Records provided:
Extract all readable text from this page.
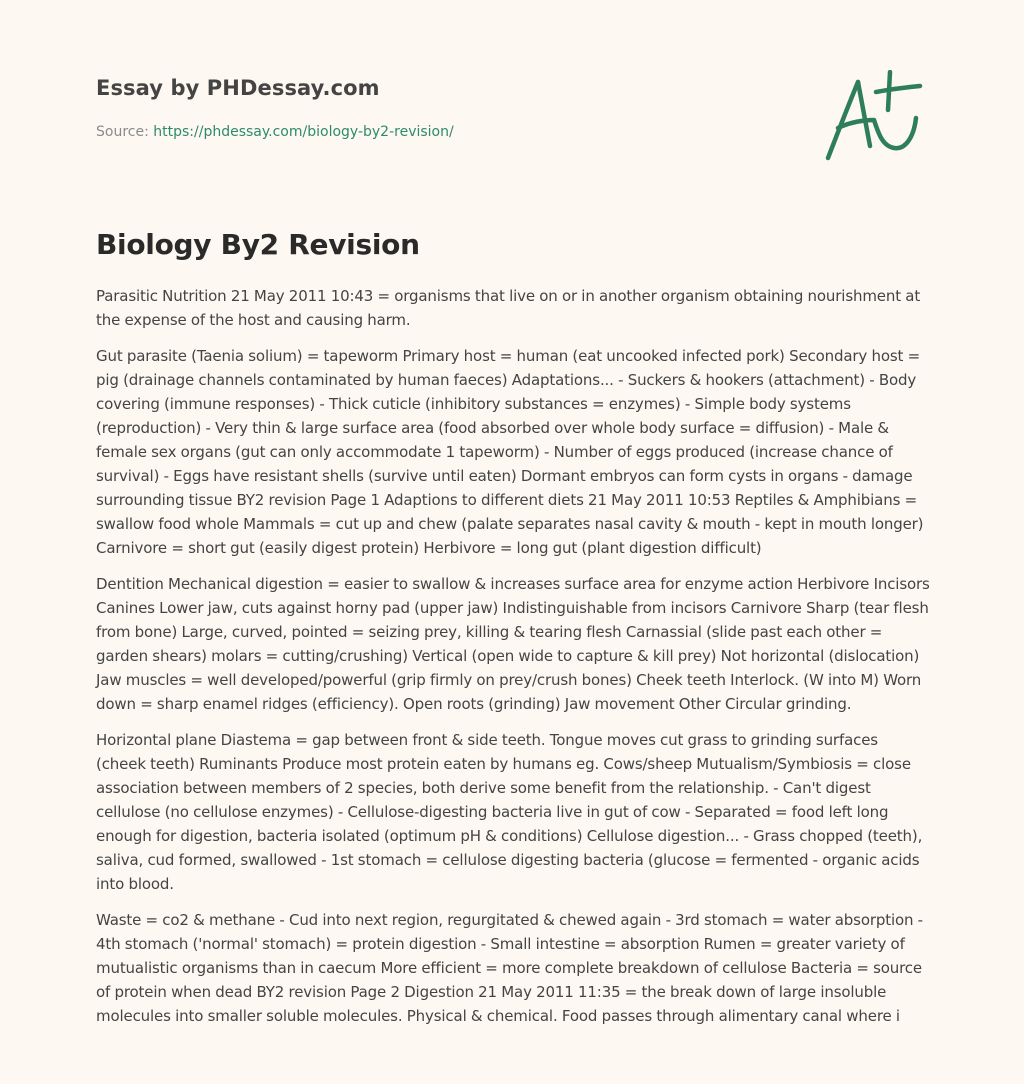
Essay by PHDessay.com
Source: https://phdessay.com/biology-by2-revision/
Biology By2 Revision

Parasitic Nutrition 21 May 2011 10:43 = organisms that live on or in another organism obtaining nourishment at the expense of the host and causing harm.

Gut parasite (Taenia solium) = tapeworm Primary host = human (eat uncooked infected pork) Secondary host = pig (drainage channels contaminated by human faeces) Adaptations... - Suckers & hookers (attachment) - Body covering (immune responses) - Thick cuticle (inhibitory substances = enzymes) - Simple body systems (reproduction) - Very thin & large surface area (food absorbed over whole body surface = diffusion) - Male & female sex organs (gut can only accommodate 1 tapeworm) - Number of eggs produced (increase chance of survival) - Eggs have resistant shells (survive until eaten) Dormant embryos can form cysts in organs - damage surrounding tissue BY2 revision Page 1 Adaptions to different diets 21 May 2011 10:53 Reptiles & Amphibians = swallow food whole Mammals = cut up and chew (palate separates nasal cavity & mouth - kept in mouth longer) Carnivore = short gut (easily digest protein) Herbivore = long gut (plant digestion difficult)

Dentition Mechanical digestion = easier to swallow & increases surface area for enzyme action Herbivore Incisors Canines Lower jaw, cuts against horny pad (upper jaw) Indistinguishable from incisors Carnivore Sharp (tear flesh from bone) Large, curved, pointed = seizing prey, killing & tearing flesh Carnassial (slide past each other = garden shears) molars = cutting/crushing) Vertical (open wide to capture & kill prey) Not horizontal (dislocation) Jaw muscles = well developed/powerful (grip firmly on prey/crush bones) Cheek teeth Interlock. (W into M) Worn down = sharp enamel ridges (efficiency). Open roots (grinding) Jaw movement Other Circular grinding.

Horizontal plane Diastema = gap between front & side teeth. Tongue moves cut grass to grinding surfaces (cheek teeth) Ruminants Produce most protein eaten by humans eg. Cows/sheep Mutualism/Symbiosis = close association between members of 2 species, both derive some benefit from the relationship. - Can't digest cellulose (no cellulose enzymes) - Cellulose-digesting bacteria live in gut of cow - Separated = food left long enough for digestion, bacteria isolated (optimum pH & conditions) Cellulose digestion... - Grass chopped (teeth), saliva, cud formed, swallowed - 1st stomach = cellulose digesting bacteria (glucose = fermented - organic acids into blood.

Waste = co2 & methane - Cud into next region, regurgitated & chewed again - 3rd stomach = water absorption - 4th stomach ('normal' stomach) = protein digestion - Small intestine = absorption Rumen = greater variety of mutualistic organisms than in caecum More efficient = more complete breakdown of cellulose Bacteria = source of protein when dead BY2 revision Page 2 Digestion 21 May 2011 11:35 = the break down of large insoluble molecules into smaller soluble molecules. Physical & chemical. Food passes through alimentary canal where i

Task to complete: The reply should consist of the listing restated word for word, with its pictures removed.

Reply:
Extract all readable text from this page.
Essay by PHDessay.com
Source: https://phdessay.com/biology-by2-revision/
Biology By2 Revision

Parasitic Nutrition 21 May 2011 10:43 = organisms that live on or in another organism obtaining nourishment at the expense of the host and causing harm.

Gut parasite (Taenia solium) = tapeworm Primary host = human (eat uncooked infected pork) Secondary host = pig (drainage channels contaminated by human faeces) Adaptations... - Suckers & hookers (attachment) - Body covering (immune responses) - Thick cuticle (inhibitory substances = enzymes) - Simple body systems (reproduction) - Very thin & large surface area (food absorbed over whole body surface = diffusion) - Male & female sex organs (gut can only accommodate 1 tapeworm) - Number of eggs produced (increase chance of survival) - Eggs have resistant shells (survive until eaten) Dormant embryos can form cysts in organs - damage surrounding tissue BY2 revision Page 1 Adaptions to different diets 21 May 2011 10:53 Reptiles & Amphibians = swallow food whole Mammals = cut up and chew (palate separates nasal cavity & mouth - kept in mouth longer) Carnivore = short gut (easily digest protein) Herbivore = long gut (plant digestion difficult)

Dentition Mechanical digestion = easier to swallow & increases surface area for enzyme action Herbivore Incisors Canines Lower jaw, cuts against horny pad (upper jaw) Indistinguishable from incisors Carnivore Sharp (tear flesh from bone) Large, curved, pointed = seizing prey, killing & tearing flesh Carnassial (slide past each other = garden shears) molars = cutting/crushing) Vertical (open wide to capture & kill prey) Not horizontal (dislocation) Jaw muscles = well developed/powerful (grip firmly on prey/crush bones) Cheek teeth Interlock. (W into M) Worn down = sharp enamel ridges (efficiency). Open roots (grinding) Jaw movement Other Circular grinding.

Horizontal plane Diastema = gap between front & side teeth. Tongue moves cut grass to grinding surfaces (cheek teeth) Ruminants Produce most protein eaten by humans eg. Cows/sheep Mutualism/Symbiosis = close association between members of 2 species, both derive some benefit from the relationship. - Can't digest cellulose (no cellulose enzymes) - Cellulose-digesting bacteria live in gut of cow - Separated = food left long enough for digestion, bacteria isolated (optimum pH & conditions) Cellulose digestion... - Grass chopped (teeth), saliva, cud formed, swallowed - 1st stomach = cellulose digesting bacteria (glucose = fermented - organic acids into blood.

Waste = co2 & methane - Cud into next region, regurgitated & chewed again - 3rd stomach = water absorption - 4th stomach ('normal' stomach) = protein digestion - Small intestine = absorption Rumen = greater variety of mutualistic organisms than in caecum More efficient = more complete breakdown of cellulose Bacteria = source of protein when dead BY2 revision Page 2 Digestion 21 May 2011 11:35 = the break down of large insoluble molecules into smaller soluble molecules. Physical & chemical. Food passes through alimentary canal where i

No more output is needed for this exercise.